### Source text
## Start
At the end of the 1980s—suddenly and unexpectedly—hard-line communist regimes in eastern Europe, for long thought of as immutable and immovable, toppled like a house of cards, with barely a shot being fired. Even the Soviet Union, the one-time ruler of this empire of puppet states, found itself no longer able or willing to maintain itself as a single sovereign state, and crumbled into a patchwork of new countries.
These monumental transformations came about through a combination of external pressures and an internal appetite for change. The Soviet invasion of Afghanistan in 1979 had been followed by an intensification of the Cold War, especially after Ronald Reagan entered the White House in 1981. Under the amiable surface, Reagan was a diehard Cold War warrior, characterizing the USSR as an “evil empire.” He was determined to put pressure on the Soviets, especially through an escalation of the arms race, which he knew the USA, with its economic and technological superiority, could win. Cruise missiles were deployed in western Europe, and an ambitious and hugely costly space-based missile defense system announced—the Strategic Defense Initiative, jokingly referred to as “Star Wars.”
Meanwhile, the inflexible Soviet command economy was creaking under the strain, unable to compete in terms of defense expenditure, or in any other sphere. The gerontocracy that had kept the USSR in a state of stagnation for decades was dying off, and in 1985 a dynamic younger man, Mikhail Gorbachev, became secretary general of the Soviet Communist Party. The reform-minded Gorbachev instituted two new policies: glasnost (“openness”), which allowed much greater freedom of expression, andperestroika(“restructuring”), which involved a radical overhaul of the political and economic system. Factories and collective farms were given far greater autonomy, and some degree of private enterprise was allowed. Free multi-party elections were held in 1989 for a new parliament, the Congress of People’s Deputies, and in February 1990 the Communist Party renounced its monopoly on power.
“We must heed the impulses of the times. Those who delay are punished by life itself.”
Mikhail Gorbachev, speaking in East Berlin, October 8, 1989
Upheavals in the east In June 1989 Gorbachev had announced that the USSR was no longer willing to intervene to “defend socialism” in its east European allies—the doctrine that had been used to justify military actions in Hungary in 1956 and Czechoslovakia in 1968 (see The Cold War). This gave the green light to reformers across eastern Europe. That same month, Poland held multi-party elections, and subsequently Solidarity (a party led by former shipyard worker Lech Walesa) joined a coalition government with the communists. In Hungary, as summer turned to autumn, the communists were overwhelmingly defeated in free elections, and mass demonstrations in East Germany brought about a change in the communist leadership, the opening of the Berlin Wall, and an irresistible drive for unification with capitalist West Germany, achieved the following year. Similar demonstrations—the so-called “Velvet Revolution”—took place in Czechoslovakia toward the close of the year, resulting in the formation of a coalition government including a former leading dissident, the playwright Václav Havel. The only violent revolution was that in Romania, where, following the bloody suppression of an uprising by the secret police, the army took power in December 1989 and executed the dictator, Nicolae Ceaucescu, and his wife. Change was slower in Bulgaria, but in 1990 free elections were held for the first time.
## End
### Raw data
## Start
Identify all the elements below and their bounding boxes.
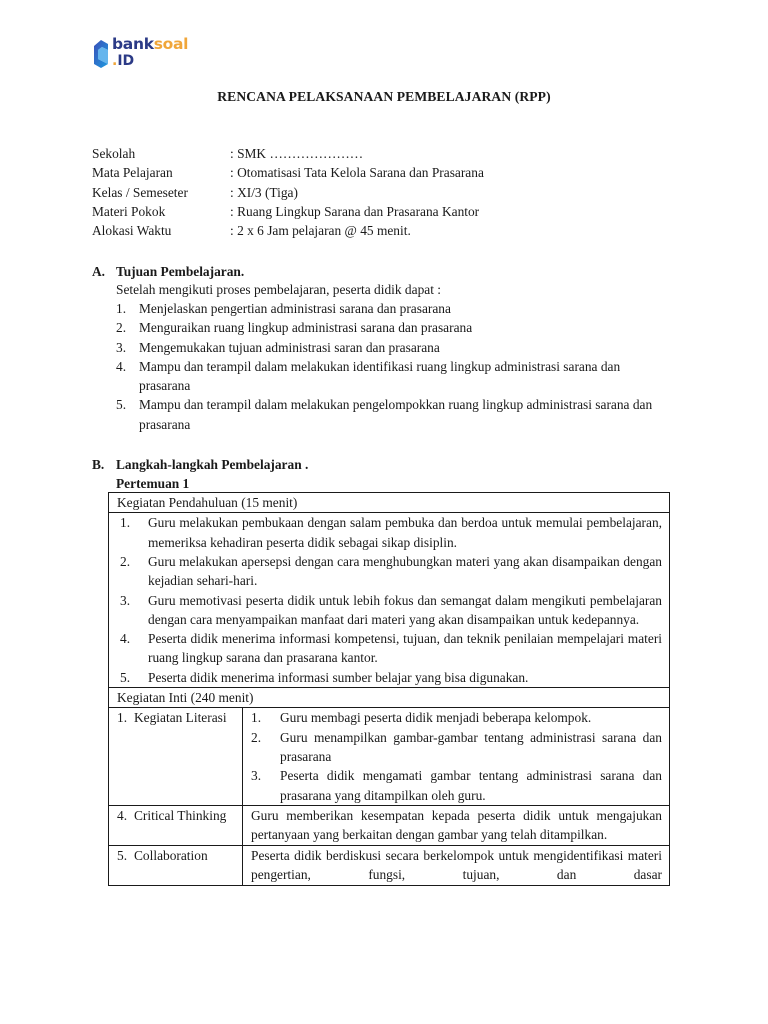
identity-row-sekolah: Sekolah : SMK ………………… <box>92 144 484 163</box>
list-item: 3. Guru memotivasi peserta didik untuk l… <box>117 591 662 630</box>
list-item: 2. Guru menampilkan gambar-gambar tentan… <box>251 728 662 767</box>
identity-label: Kelas / Semeseter <box>92 183 230 202</box>
list-item: 5. Mampu dan terampil dalam melakukan pe… <box>116 395 672 434</box>
table-row: 1. Guru melakukan pembukaan dengan salam… <box>109 513 670 688</box>
identity-row-materi-pokok: Materi Pokok : Ruang Lingkup Sarana dan … <box>92 202 484 221</box>
list-item: 1. Menjelaskan pengertian administrasi s… <box>116 299 672 318</box>
objectives-list: 1. Menjelaskan pengertian administrasi s… <box>116 299 672 434</box>
list-item: 2. Guru melakukan apersepsi dengan cara … <box>117 552 662 591</box>
inti-row-content: 1. Guru membagi peserta didik menjadi be… <box>243 708 670 805</box>
list-item: 5. Peserta didik menerima informasi sumb… <box>117 668 662 687</box>
pendahuluan-header: Kegiatan Pendahuluan (15 menit) <box>109 493 670 513</box>
list-item: 3. Mengemukakan tujuan administrasi sara… <box>116 338 672 357</box>
inti-header: Kegiatan Inti (240 menit) <box>109 688 670 708</box>
table-row: Kegiatan Inti (240 menit) <box>109 688 670 708</box>
section-b-heading: B.Langkah-langkah Pembelajaran . <box>92 455 308 474</box>
banksoal-logo[interactable]: banksoal .ID <box>93 37 188 71</box>
list-item: 2. Menguraikan ruang lingkup administras… <box>116 318 672 337</box>
banksoal-logo-text: banksoal .ID <box>112 37 188 68</box>
table-row: 1. Kegiatan Literasi 1. Guru membagi pes… <box>109 708 670 805</box>
list-item: 1. Guru membagi peserta didik menjadi be… <box>251 708 662 727</box>
list-item: 3. Peserta didik mengamati gambar tentan… <box>251 766 662 805</box>
identity-label: Mata Pelajaran <box>92 163 230 182</box>
identity-block: Sekolah : SMK ………………… Mata Pelajaran : O… <box>92 144 484 240</box>
identity-row-kelas-semester: Kelas / Semeseter : XI/3 (Tiga) <box>92 183 484 202</box>
learning-steps-table: Kegiatan Pendahuluan (15 menit) 1. Guru … <box>108 492 670 886</box>
pendahuluan-items: 1. Guru melakukan pembukaan dengan salam… <box>109 513 670 688</box>
identity-value: : Otomatisasi Tata Kelola Sarana dan Pra… <box>230 163 484 182</box>
list-item: 1. Guru melakukan pembukaan dengan salam… <box>117 513 662 552</box>
identity-value: : 2 x 6 Jam pelajaran @ 45 menit. <box>230 221 411 240</box>
table-row: Kegiatan Pendahuluan (15 menit) <box>109 493 670 513</box>
table-row: 5. Collaboration Peserta didik berdiskus… <box>109 845 670 885</box>
document-title: RENCANA PELAKSANAAN PEMBELAJARAN (RPP) <box>0 89 768 105</box>
table-row: 4. Critical Thinking Guru memberikan kes… <box>109 805 670 845</box>
inti-row-content: Guru memberikan kesempatan kepada pesert… <box>243 805 670 845</box>
inti-row-label: 4. Critical Thinking <box>109 805 243 845</box>
section-a-heading: A.Tujuan Pembelajaran. <box>92 262 244 281</box>
identity-label: Alokasi Waktu <box>92 221 230 240</box>
identity-label: Materi Pokok <box>92 202 230 221</box>
section-a-intro: Setelah mengikuti proses pembelajaran, p… <box>116 280 441 299</box>
inti-row-label: 1. Kegiatan Literasi <box>109 708 243 805</box>
banksoal-logo-icon <box>93 40 109 68</box>
list-item: 4. Mampu dan terampil dalam melakukan id… <box>116 357 672 396</box>
inti-row-label: 5. Collaboration <box>109 845 243 885</box>
list-item: 4. Peserta didik menerima informasi komp… <box>117 629 662 668</box>
identity-value: : Ruang Lingkup Sarana dan Prasarana Kan… <box>230 202 479 221</box>
meeting-heading: Pertemuan 1 <box>116 474 189 493</box>
inti-row-content: Peserta didik berdiskusi secara berkelom… <box>243 845 670 885</box>
identity-label: Sekolah <box>92 144 230 163</box>
identity-value: : XI/3 (Tiga) <box>230 183 298 202</box>
identity-value: : SMK ………………… <box>230 144 363 163</box>
identity-row-mata-pelajaran: Mata Pelajaran : Otomatisasi Tata Kelola… <box>92 163 484 182</box>
identity-row-alokasi-waktu: Alokasi Waktu : 2 x 6 Jam pelajaran @ 45… <box>92 221 484 240</box>
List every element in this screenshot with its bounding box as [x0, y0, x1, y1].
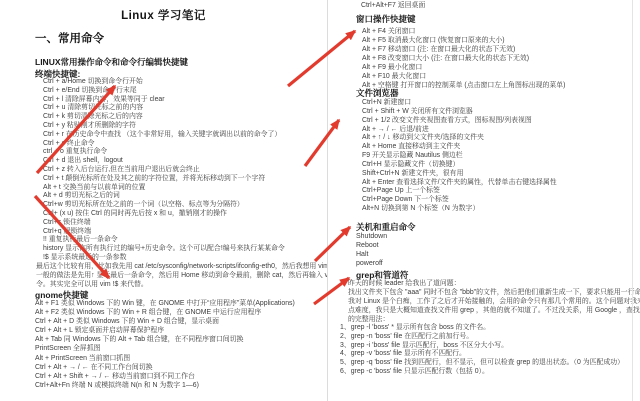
- list-item: Alt + F2 类似 Windows 下的 Win + R 组合键，在 GNO…: [35, 308, 295, 317]
- list-item: Ctrl+H 显示隐藏文件（切换键）: [362, 161, 557, 170]
- list-item: Shift+Ctrl+N 新建文件夹，很有用: [362, 170, 557, 179]
- paragraph-line: 最后这个比较有用，比如我先用 cat /etc/sysconfig/networ…: [36, 262, 327, 271]
- section-heading-common-commands: 一、常用命令: [35, 30, 104, 46]
- list-item: 6、grep -c 'boss' file 只显示匹配行数（包括 0）。: [340, 368, 624, 377]
- list-item: history 显示你所有执行过的编号+历史命令。这个可以配合!编号来执行某某命…: [43, 245, 285, 254]
- list-item: Alt + F7 移动窗口 (注: 在窗口最大化的状态下无效): [362, 45, 565, 54]
- list-item: ctrl + o 重复执行命令: [43, 148, 285, 157]
- heading-file-browser: 文件浏览器: [356, 87, 399, 99]
- list-item: Alt + PrintScreen 当前窗口抓图: [35, 354, 295, 363]
- list-item: Ctrl+Page Up 上一个标签: [362, 187, 557, 196]
- list-item: Reboot: [356, 242, 387, 251]
- list-item: Alt + F4 关闭窗口: [362, 27, 565, 36]
- list-item: Ctrl+w 剪切光标所在处之前的一个词（以空格、标点等为分隔符）: [43, 201, 285, 210]
- list-item: Alt + F5 取消最大化窗口 (恢复窗口原来的大小): [362, 36, 565, 45]
- list-item: Ctrl+N 新建窗口: [362, 99, 557, 108]
- list-item: Alt + Tab 同 Windows 下的 Alt + Tab 组合键，在不同…: [35, 335, 295, 344]
- list-item: poweroff: [356, 260, 387, 269]
- paragraph-line: 找出文件夹下包含 "aaa" 同时不包含 "bbb"的文件，然后把他们重新生成一…: [348, 288, 640, 297]
- list-item: Ctrl + Alt + L 锁定桌面并启动屏幕保护程序: [35, 326, 295, 335]
- list-item: 4、grep -v 'boss' file 显示所有不匹配行。: [340, 350, 624, 359]
- grep-usage-list: 1、grep -l 'boss' * 显示所有包含 boss 的文件名。2、gr…: [340, 324, 624, 377]
- list-item: 2、grep -n 'boss' file 在匹配行之前加行号。: [340, 333, 624, 342]
- list-item: Ctrl + k 剪切清除光标之后的内容: [43, 113, 285, 122]
- list-item: Shutdown: [356, 233, 387, 242]
- grep-story-paragraph: 昨天的时候 leader 给我出了道问题：找出文件夹下包含 "aaa" 同时不包…: [348, 279, 640, 324]
- page-right-edge-line: [632, 0, 633, 401]
- list-item: Alt + Home 直接移动到主文件夹: [362, 143, 557, 152]
- list-item: Alt + F8 改变窗口大小 (注: 在窗口最大化的状态下无效): [362, 54, 565, 63]
- list-item: Ctrl+ (x u) 按住 Ctrl 的同时再先后按 x 和 u，撤销刚才的操…: [43, 210, 285, 219]
- list-item: Ctrl + u 清除剪切光标之前的内容: [43, 104, 285, 113]
- document-page-1: Linux 学习笔记 一、常用命令 LINUX常用操作命令和命令行编辑快捷键 终…: [0, 0, 327, 401]
- page-divider: [327, 0, 328, 401]
- list-item: Ctrl + e/End 切换到命令行末尾: [43, 87, 285, 96]
- list-item: Alt + F10 最大化窗口: [362, 72, 565, 81]
- list-item: Ctrl + Alt + → / ← 在不同工作台间切换: [35, 363, 295, 372]
- list-item: Ctrl + d 退出 shell，logout: [43, 157, 285, 166]
- list-item: Alt+N 切换到第 N 个标签（N 为数字）: [362, 205, 557, 214]
- list-item: Ctrl + 1/2 改变文件夹视图查看方式，图标视图/列表视图: [362, 117, 557, 126]
- list-item: Alt + ↑ / ↓ 移动到父文件夹/选择的文件夹: [362, 134, 557, 143]
- shutdown-command-list: ShutdownRebootHaltpoweroff: [356, 233, 387, 269]
- list-item: Halt: [356, 251, 387, 260]
- list-item: 1、grep -l 'boss' * 显示所有包含 boss 的文件名。: [340, 324, 624, 333]
- paragraph-line: 一般的做法是先用↑ 显示最后一条命令，然后用 Home 移动到命令最前，删除 c…: [36, 271, 327, 280]
- list-item: Ctrl + Alt + D 类似 Windows 下的 Win + D 组合键…: [35, 317, 295, 326]
- list-item: Alt + d 剪切光标之后的词: [43, 192, 285, 201]
- window-shortcut-list: Alt + F4 关闭窗口Alt + F5 取消最大化窗口 (恢复窗口原来的大小…: [362, 27, 565, 90]
- gnome-shortcut-list: Alt + F1 类似 Windows 下的 Win 键，在 GNOME 中打开…: [35, 299, 295, 390]
- list-item: Alt + F9 最小化窗口: [362, 63, 565, 72]
- list-item: PrintScreen 全屏抓图: [35, 344, 295, 353]
- doc-title: Linux 学习笔记: [0, 7, 327, 23]
- paragraph-line: 令。其实完全可以用 vim !$ 来代替。: [36, 280, 327, 289]
- paragraph-line: 我对 Linux 是个白痴，工作了之后才开始接触的，会用的命令只有那几个常用的。…: [348, 297, 640, 306]
- list-item: F9 开关显示隐藏 Nautilus 侧边栏: [362, 152, 557, 161]
- list-item: Alt + F1 类似 Windows 下的 Win 键，在 GNOME 中打开…: [35, 299, 295, 308]
- file-browser-shortcut-list: Ctrl+N 新建窗口Ctrl + Shift + W 关闭所有文件浏览器Ctr…: [362, 99, 557, 214]
- list-item: Ctrl + r 在历史命令中查找 （这个非常好用，输入关键字就调出以前的命令了…: [43, 131, 285, 140]
- list-item: Ctrl + a/Home 切换到命令行开始: [43, 78, 285, 87]
- paragraph-line: 的完整用法：: [348, 315, 640, 324]
- list-item: Ctrl+Alt+Fn 终端 N 或模拟终端 N(n 和 N 为数字 1—6): [35, 381, 295, 390]
- list-item: Ctrl + y 粘贴刚才所删除的字符: [43, 122, 285, 131]
- heading-window-shortcuts: 窗口操作快捷键: [356, 13, 416, 25]
- list-item: Ctrl + Shift + W 关闭所有文件浏览器: [362, 108, 557, 117]
- list-item: Ctrl + t 颠倒光标所在处及其之前的字符位置，并将光标移动到下一个字符: [43, 175, 285, 184]
- list-item: Ctrl+Page Down 下一个标签: [362, 196, 557, 205]
- list-item: Ctrl + Alt + Shift + → / ← 移动当前窗口到不同工作台: [35, 372, 295, 381]
- list-item: Ctrl + z 转入后台运行,但在当前用户退出后就会终止: [43, 166, 285, 175]
- terminal-shortcut-list: Ctrl + a/Home 切换到命令行开始Ctrl + e/End 切换到命令…: [43, 78, 285, 263]
- list-item: 5、grep -q 'boss' file 找到匹配行，但不显示，但可以检查 g…: [340, 359, 624, 368]
- document-page-2: Ctrl+Alt+F7 返回桌面 窗口操作快捷键 Alt + F4 关闭窗口Al…: [328, 0, 640, 401]
- list-item: !! 重复执行最后一条命令: [43, 236, 285, 245]
- paragraph-line: 点难度，我只是大概知道查找文件用 grep ，其他的就不知道了。不过没关系，用 …: [348, 306, 640, 315]
- return-desktop-line: Ctrl+Alt+F7 返回桌面: [361, 2, 425, 11]
- list-item: Ctrl+s 锁住终端: [43, 219, 285, 228]
- subsection-heading-linux-shortcuts: LINUX常用操作命令和命令行编辑快捷键: [35, 56, 188, 68]
- heading-shutdown-commands: 关机和重启命令: [356, 221, 416, 233]
- paragraph-line: 昨天的时候 leader 给我出了道问题：: [348, 279, 640, 288]
- terminal-note-paragraph: 最后这个比较有用，比如我先用 cat /etc/sysconfig/networ…: [36, 262, 327, 289]
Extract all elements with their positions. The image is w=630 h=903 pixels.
## End
### Requirement 1
List every person the passage on the fall of communism in eastern Europe refers to by name.
### Requirement 2
Reproduce word for word the stretch of the passage on the fall of communism in eastern Europe from "At the end of" through "of new countries.".
### Requirement 3
Carry the passage on the fall of communism in eastern Europe forward from its last sentence, keeping its subject and style.

### Task answer 1
Ronald Reagan, Mikhail Gorbachev, Lech Walesa, Václav Havel, Nicolae Ceaucescu

### Task answer 2
At the end of the 1980s—suddenly and unexpectedly—hard-line communist regimes in eastern Europe, for long thought of as immutable and immovable, toppled like a house of cards, with barely a shot being fired. Even the Soviet Union, the one-time ruler of this empire of puppet states, found itself no longer able or willing to maintain itself as a single sovereign state, and crumbled into a patchwork of new countries.

### Task answer 3
Ethnic and nationalist conflict
The relaxation of the iron grip of communist rule, which had treated nationalist aspirations as reactionary and dealt with them accordingly, led to the opening of a Pandora’s box in parts of the former Soviet empire. For example, in the Caucasus, Muslim separatists in Chechnya attempted to break away from the Russian Federation, which led to bloody military intervention and retaliatory acts of terrorism. In Europe itself, the break-up of the former communist state of Yugoslavia in the 1990s into a number of ethnically based republics led to a series of bitter wars and bouts of “ethnic cleansing,” in which brutal tactics—including wholesale massacres—were used to clear certain areas of their populations. Such methods were deployed by a number of different nationalist militias, most notoriously the Bosnian Serbs, who at Srebrenica in 1995 killed more than 7,000 Muslim men in cold blood—the worst such atrocity in Europe since the Second World War.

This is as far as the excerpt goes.